• _The task_: Produce an exact transcription of the listing below, omitting the pictures.

****************************************

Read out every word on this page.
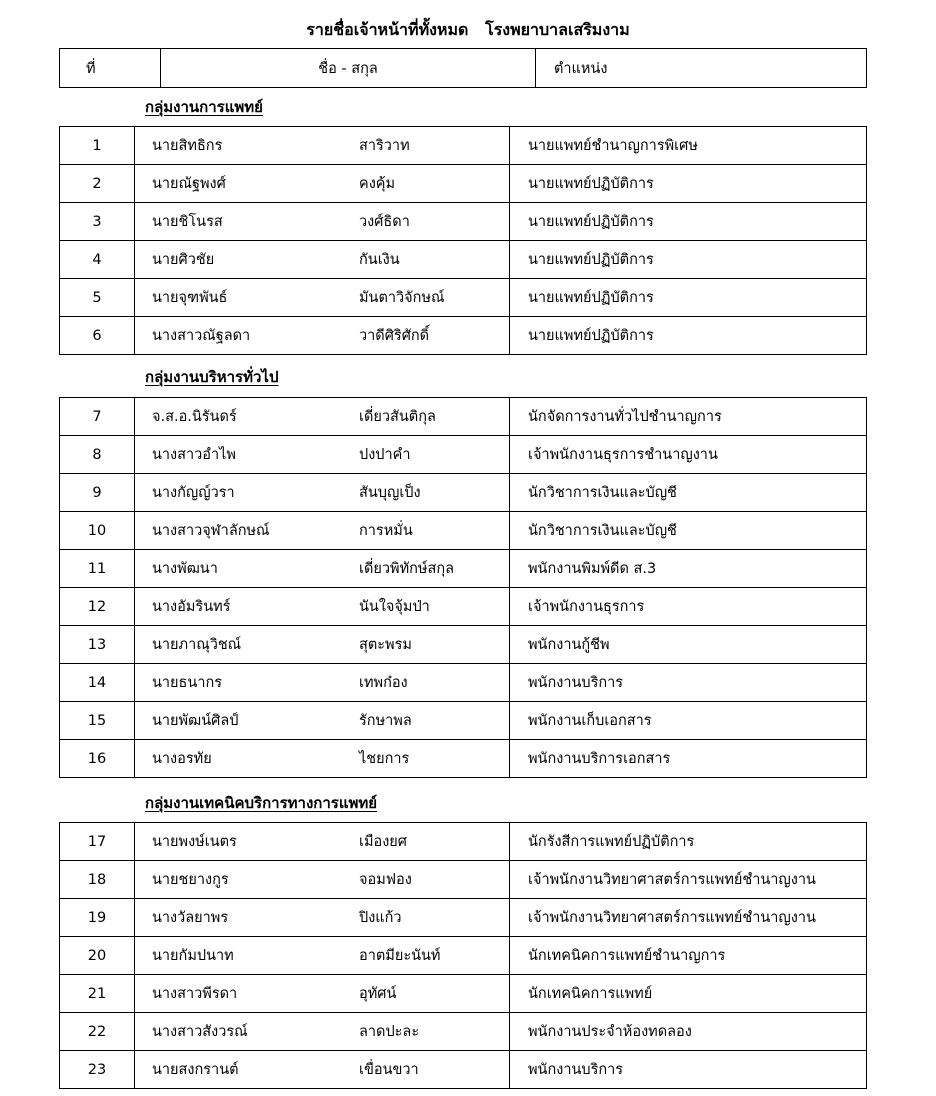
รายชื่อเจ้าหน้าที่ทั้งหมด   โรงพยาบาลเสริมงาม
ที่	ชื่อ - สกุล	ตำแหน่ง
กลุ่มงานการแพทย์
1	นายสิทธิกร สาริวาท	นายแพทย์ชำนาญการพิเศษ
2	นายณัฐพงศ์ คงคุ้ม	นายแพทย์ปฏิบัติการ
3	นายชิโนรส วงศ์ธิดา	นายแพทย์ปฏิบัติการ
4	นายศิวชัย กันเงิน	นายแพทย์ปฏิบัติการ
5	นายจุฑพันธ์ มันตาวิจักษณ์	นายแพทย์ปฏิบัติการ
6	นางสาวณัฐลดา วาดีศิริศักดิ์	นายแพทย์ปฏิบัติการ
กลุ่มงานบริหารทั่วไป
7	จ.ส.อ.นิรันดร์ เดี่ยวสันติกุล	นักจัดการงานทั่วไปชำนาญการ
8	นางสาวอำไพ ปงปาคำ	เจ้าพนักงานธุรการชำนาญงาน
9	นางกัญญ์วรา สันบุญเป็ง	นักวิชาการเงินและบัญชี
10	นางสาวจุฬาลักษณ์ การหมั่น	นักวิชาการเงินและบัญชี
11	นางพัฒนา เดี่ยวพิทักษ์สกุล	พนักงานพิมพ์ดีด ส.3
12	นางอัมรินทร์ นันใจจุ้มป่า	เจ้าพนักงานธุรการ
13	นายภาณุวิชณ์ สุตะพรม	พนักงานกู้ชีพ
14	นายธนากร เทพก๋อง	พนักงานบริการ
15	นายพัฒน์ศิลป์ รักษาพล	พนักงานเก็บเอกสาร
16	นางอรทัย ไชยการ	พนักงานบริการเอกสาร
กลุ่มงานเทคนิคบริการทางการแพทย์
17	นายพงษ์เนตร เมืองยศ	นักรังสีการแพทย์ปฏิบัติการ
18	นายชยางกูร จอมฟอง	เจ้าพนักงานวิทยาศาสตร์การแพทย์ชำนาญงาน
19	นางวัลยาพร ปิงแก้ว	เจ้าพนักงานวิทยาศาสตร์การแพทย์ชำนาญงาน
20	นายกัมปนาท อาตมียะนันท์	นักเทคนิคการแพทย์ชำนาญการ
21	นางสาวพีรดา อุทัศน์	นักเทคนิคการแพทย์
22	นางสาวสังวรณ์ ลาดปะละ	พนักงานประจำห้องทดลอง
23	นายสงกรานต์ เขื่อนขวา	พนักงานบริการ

****************************************

• _Complete answer_:
Read out every word on this page.
รายชื่อเจ้าหน้าที่ทั้งหมด   โรงพยาบาลเสริมงาม
ที่	ชื่อ - สกุล	ตำแหน่ง
กลุ่มงานการแพทย์
1	นายสิทธิกร สาริวาท	นายแพทย์ชำนาญการพิเศษ
2	นายณัฐพงศ์ คงคุ้ม	นายแพทย์ปฏิบัติการ
3	นายชิโนรส วงศ์ธิดา	นายแพทย์ปฏิบัติการ
4	นายศิวชัย กันเงิน	นายแพทย์ปฏิบัติการ
5	นายจุฑพันธ์ มันตาวิจักษณ์	นายแพทย์ปฏิบัติการ
6	นางสาวณัฐลดา วาดีศิริศักดิ์	นายแพทย์ปฏิบัติการ
กลุ่มงานบริหารทั่วไป
7	จ.ส.อ.นิรันดร์ เดี่ยวสันติกุล	นักจัดการงานทั่วไปชำนาญการ
8	นางสาวอำไพ ปงปาคำ	เจ้าพนักงานธุรการชำนาญงาน
9	นางกัญญ์วรา สันบุญเป็ง	นักวิชาการเงินและบัญชี
10	นางสาวจุฬาลักษณ์ การหมั่น	นักวิชาการเงินและบัญชี
11	นางพัฒนา เดี่ยวพิทักษ์สกุล	พนักงานพิมพ์ดีด ส.3
12	นางอัมรินทร์ นันใจจุ้มป่า	เจ้าพนักงานธุรการ
13	นายภาณุวิชณ์ สุตะพรม	พนักงานกู้ชีพ
14	นายธนากร เทพก๋อง	พนักงานบริการ
15	นายพัฒน์ศิลป์ รักษาพล	พนักงานเก็บเอกสาร
16	นางอรทัย ไชยการ	พนักงานบริการเอกสาร
กลุ่มงานเทคนิคบริการทางการแพทย์
17	นายพงษ์เนตร เมืองยศ	นักรังสีการแพทย์ปฏิบัติการ
18	นายชยางกูร จอมฟอง	เจ้าพนักงานวิทยาศาสตร์การแพทย์ชำนาญงาน
19	นางวัลยาพร ปิงแก้ว	เจ้าพนักงานวิทยาศาสตร์การแพทย์ชำนาญงาน
20	นายกัมปนาท อาตมียะนันท์	นักเทคนิคการแพทย์ชำนาญการ
21	นางสาวพีรดา อุทัศน์	นักเทคนิคการแพทย์
22	นางสาวสังวรณ์ ลาดปะละ	พนักงานประจำห้องทดลอง
23	นายสงกรานต์ เขื่อนขวา	พนักงานบริการ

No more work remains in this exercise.